# RECORD LIST:
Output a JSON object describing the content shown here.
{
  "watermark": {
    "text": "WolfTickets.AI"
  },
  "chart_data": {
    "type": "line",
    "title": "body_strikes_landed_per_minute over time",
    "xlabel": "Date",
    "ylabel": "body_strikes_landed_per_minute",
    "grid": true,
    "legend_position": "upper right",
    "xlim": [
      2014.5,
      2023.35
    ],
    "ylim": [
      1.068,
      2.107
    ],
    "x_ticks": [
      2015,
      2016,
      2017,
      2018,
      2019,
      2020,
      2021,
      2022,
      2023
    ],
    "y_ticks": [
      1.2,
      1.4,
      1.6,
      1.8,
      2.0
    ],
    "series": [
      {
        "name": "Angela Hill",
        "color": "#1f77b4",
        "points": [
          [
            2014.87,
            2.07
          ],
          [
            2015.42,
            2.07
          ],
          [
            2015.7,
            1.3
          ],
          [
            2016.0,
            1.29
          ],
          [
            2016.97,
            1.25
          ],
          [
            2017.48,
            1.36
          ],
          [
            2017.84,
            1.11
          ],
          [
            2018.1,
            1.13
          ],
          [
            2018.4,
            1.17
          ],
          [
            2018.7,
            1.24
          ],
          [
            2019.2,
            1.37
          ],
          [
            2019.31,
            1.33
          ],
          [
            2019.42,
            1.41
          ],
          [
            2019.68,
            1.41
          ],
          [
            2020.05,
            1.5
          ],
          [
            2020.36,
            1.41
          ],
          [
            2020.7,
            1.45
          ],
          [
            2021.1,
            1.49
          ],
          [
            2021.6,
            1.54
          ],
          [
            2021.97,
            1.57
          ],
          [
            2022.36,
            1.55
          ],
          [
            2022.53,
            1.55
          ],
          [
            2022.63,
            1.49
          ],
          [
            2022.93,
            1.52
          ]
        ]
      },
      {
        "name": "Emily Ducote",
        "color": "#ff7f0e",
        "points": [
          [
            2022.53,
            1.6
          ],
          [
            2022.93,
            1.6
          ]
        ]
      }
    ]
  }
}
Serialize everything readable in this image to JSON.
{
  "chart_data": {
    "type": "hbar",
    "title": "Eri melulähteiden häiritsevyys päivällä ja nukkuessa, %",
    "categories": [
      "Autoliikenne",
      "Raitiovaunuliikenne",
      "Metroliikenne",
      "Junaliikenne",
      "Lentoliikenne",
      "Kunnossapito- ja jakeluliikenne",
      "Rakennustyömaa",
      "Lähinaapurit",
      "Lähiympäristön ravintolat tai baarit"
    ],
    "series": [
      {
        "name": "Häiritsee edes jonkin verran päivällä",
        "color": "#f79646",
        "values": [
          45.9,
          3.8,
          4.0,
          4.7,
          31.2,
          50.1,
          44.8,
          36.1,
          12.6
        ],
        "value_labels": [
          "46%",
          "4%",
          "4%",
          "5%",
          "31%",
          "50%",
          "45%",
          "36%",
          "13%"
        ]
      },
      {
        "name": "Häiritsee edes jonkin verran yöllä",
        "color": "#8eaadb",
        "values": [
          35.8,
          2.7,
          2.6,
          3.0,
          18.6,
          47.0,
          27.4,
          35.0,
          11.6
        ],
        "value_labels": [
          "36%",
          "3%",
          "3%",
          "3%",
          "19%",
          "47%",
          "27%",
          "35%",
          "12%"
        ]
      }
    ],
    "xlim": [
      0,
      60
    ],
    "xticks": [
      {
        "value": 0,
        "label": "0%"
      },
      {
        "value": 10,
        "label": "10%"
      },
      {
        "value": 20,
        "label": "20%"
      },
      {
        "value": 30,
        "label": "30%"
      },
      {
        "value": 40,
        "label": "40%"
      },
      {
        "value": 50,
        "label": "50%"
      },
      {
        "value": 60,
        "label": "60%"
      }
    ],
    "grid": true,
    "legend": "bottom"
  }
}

# TASK DESCRIPTION:
Each line in the material above must be retyped without alteration.

# FINAL RESULT:
Output a JSON object describing the content shown here.
{
  "watermark": {
    "text": "WolfTickets.AI"
  },
  "chart_data": {
    "type": "line",
    "title": "body_strikes_landed_per_minute over time",
    "xlabel": "Date",
    "ylabel": "body_strikes_landed_per_minute",
    "grid": true,
    "legend_position": "upper right",
    "xlim": [
      2014.5,
      2023.35
    ],
    "ylim": [
      1.068,
      2.107
    ],
    "x_ticks": [
      2015,
      2016,
      2017,
      2018,
      2019,
      2020,
      2021,
      2022,
      2023
    ],
    "y_ticks": [
      1.2,
      1.4,
      1.6,
      1.8,
      2.0
    ],
    "series": [
      {
        "name": "Angela Hill",
        "color": "#1f77b4",
        "points": [
          [
            2014.87,
            2.07
          ],
          [
            2015.42,
            2.07
          ],
          [
            2015.7,
            1.3
          ],
          [
            2016.0,
            1.29
          ],
          [
            2016.97,
            1.25
          ],
          [
            2017.48,
            1.36
          ],
          [
            2017.84,
            1.11
          ],
          [
            2018.1,
            1.13
          ],
          [
            2018.4,
            1.17
          ],
          [
            2018.7,
            1.24
          ],
          [
            2019.2,
            1.37
          ],
          [
            2019.31,
            1.33
          ],
          [
            2019.42,
            1.41
          ],
          [
            2019.68,
            1.41
          ],
          [
            2020.05,
            1.5
          ],
          [
            2020.36,
            1.41
          ],
          [
            2020.7,
            1.45
          ],
          [
            2021.1,
            1.49
          ],
          [
            2021.6,
            1.54
          ],
          [
            2021.97,
            1.57
          ],
          [
            2022.36,
            1.55
          ],
          [
            2022.53,
            1.55
          ],
          [
            2022.63,
            1.49
          ],
          [
            2022.93,
            1.52
          ]
        ]
      },
      {
        "name": "Emily Ducote",
        "color": "#ff7f0e",
        "points": [
          [
            2022.53,
            1.6
          ],
          [
            2022.93,
            1.6
          ]
        ]
      }
    ]
  }
}
Serialize everything readable in this image to JSON.
{
  "chart_data": {
    "type": "hbar",
    "title": "Eri melulähteiden häiritsevyys päivällä ja nukkuessa, %",
    "categories": [
      "Autoliikenne",
      "Raitiovaunuliikenne",
      "Metroliikenne",
      "Junaliikenne",
      "Lentoliikenne",
      "Kunnossapito- ja jakeluliikenne",
      "Rakennustyömaa",
      "Lähinaapurit",
      "Lähiympäristön ravintolat tai baarit"
    ],
    "series": [
      {
        "name": "Häiritsee edes jonkin verran päivällä",
        "color": "#f79646",
        "values": [
          45.9,
          3.8,
          4.0,
          4.7,
          31.2,
          50.1,
          44.8,
          36.1,
          12.6
        ],
        "value_labels": [
          "46%",
          "4%",
          "4%",
          "5%",
          "31%",
          "50%",
          "45%",
          "36%",
          "13%"
        ]
      },
      {
        "name": "Häiritsee edes jonkin verran yöllä",
        "color": "#8eaadb",
        "values": [
          35.8,
          2.7,
          2.6,
          3.0,
          18.6,
          47.0,
          27.4,
          35.0,
          11.6
        ],
        "value_labels": [
          "36%",
          "3%",
          "3%",
          "3%",
          "19%",
          "47%",
          "27%",
          "35%",
          "12%"
        ]
      }
    ],
    "xlim": [
      0,
      60
    ],
    "xticks": [
      {
        "value": 0,
        "label": "0%"
      },
      {
        "value": 10,
        "label": "10%"
      },
      {
        "value": 20,
        "label": "20%"
      },
      {
        "value": 30,
        "label": "30%"
      },
      {
        "value": 40,
        "label": "40%"
      },
      {
        "value": 50,
        "label": "50%"
      },
      {
        "value": 60,
        "label": "60%"
      }
    ],
    "grid": true,
    "legend": "bottom"
  }
}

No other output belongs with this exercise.